Supplied material
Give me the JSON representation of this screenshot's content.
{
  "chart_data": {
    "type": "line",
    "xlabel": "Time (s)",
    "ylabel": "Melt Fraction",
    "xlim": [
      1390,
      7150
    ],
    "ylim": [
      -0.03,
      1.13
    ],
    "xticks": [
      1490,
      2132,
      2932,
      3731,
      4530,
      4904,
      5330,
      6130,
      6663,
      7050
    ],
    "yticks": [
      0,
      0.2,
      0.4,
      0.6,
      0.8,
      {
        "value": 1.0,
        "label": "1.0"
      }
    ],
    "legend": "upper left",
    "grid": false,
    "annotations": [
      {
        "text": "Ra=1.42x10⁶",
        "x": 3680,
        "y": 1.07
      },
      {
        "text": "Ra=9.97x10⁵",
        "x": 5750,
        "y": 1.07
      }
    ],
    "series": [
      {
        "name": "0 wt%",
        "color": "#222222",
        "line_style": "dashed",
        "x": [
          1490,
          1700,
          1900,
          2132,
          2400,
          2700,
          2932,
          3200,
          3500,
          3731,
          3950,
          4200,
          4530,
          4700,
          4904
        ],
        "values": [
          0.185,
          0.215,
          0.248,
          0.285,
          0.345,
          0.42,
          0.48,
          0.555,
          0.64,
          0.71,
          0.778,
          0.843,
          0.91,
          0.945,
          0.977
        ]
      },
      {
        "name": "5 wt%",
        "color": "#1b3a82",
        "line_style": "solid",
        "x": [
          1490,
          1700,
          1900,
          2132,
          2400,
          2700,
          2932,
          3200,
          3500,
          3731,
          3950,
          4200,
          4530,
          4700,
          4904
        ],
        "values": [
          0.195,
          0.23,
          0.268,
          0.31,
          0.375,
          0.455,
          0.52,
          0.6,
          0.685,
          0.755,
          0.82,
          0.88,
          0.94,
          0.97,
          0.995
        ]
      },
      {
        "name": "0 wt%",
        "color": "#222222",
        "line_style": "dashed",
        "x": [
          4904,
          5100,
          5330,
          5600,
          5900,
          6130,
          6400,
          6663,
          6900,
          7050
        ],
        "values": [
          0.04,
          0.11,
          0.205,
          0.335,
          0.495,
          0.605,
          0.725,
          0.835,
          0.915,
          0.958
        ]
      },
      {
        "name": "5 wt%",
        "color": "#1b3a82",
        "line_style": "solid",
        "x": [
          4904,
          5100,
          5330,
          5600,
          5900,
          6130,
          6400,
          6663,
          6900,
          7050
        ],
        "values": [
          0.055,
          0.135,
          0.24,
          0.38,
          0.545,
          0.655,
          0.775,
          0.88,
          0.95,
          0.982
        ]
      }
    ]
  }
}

Set task
Extract the complete set of records unchanged.

Exercise solution
Give me the JSON representation of this screenshot's content.
{
  "chart_data": {
    "type": "line",
    "xlabel": "Time (s)",
    "ylabel": "Melt Fraction",
    "xlim": [
      1390,
      7150
    ],
    "ylim": [
      -0.03,
      1.13
    ],
    "xticks": [
      1490,
      2132,
      2932,
      3731,
      4530,
      4904,
      5330,
      6130,
      6663,
      7050
    ],
    "yticks": [
      0,
      0.2,
      0.4,
      0.6,
      0.8,
      {
        "value": 1.0,
        "label": "1.0"
      }
    ],
    "legend": "upper left",
    "grid": false,
    "annotations": [
      {
        "text": "Ra=1.42x10⁶",
        "x": 3680,
        "y": 1.07
      },
      {
        "text": "Ra=9.97x10⁵",
        "x": 5750,
        "y": 1.07
      }
    ],
    "series": [
      {
        "name": "0 wt%",
        "color": "#222222",
        "line_style": "dashed",
        "x": [
          1490,
          1700,
          1900,
          2132,
          2400,
          2700,
          2932,
          3200,
          3500,
          3731,
          3950,
          4200,
          4530,
          4700,
          4904
        ],
        "values": [
          0.185,
          0.215,
          0.248,
          0.285,
          0.345,
          0.42,
          0.48,
          0.555,
          0.64,
          0.71,
          0.778,
          0.843,
          0.91,
          0.945,
          0.977
        ]
      },
      {
        "name": "5 wt%",
        "color": "#1b3a82",
        "line_style": "solid",
        "x": [
          1490,
          1700,
          1900,
          2132,
          2400,
          2700,
          2932,
          3200,
          3500,
          3731,
          3950,
          4200,
          4530,
          4700,
          4904
        ],
        "values": [
          0.195,
          0.23,
          0.268,
          0.31,
          0.375,
          0.455,
          0.52,
          0.6,
          0.685,
          0.755,
          0.82,
          0.88,
          0.94,
          0.97,
          0.995
        ]
      },
      {
        "name": "0 wt%",
        "color": "#222222",
        "line_style": "dashed",
        "x": [
          4904,
          5100,
          5330,
          5600,
          5900,
          6130,
          6400,
          6663,
          6900,
          7050
        ],
        "values": [
          0.04,
          0.11,
          0.205,
          0.335,
          0.495,
          0.605,
          0.725,
          0.835,
          0.915,
          0.958
        ]
      },
      {
        "name": "5 wt%",
        "color": "#1b3a82",
        "line_style": "solid",
        "x": [
          4904,
          5100,
          5330,
          5600,
          5900,
          6130,
          6400,
          6663,
          6900,
          7050
        ],
        "values": [
          0.055,
          0.135,
          0.24,
          0.38,
          0.545,
          0.655,
          0.775,
          0.88,
          0.95,
          0.982
        ]
      }
    ]
  }
}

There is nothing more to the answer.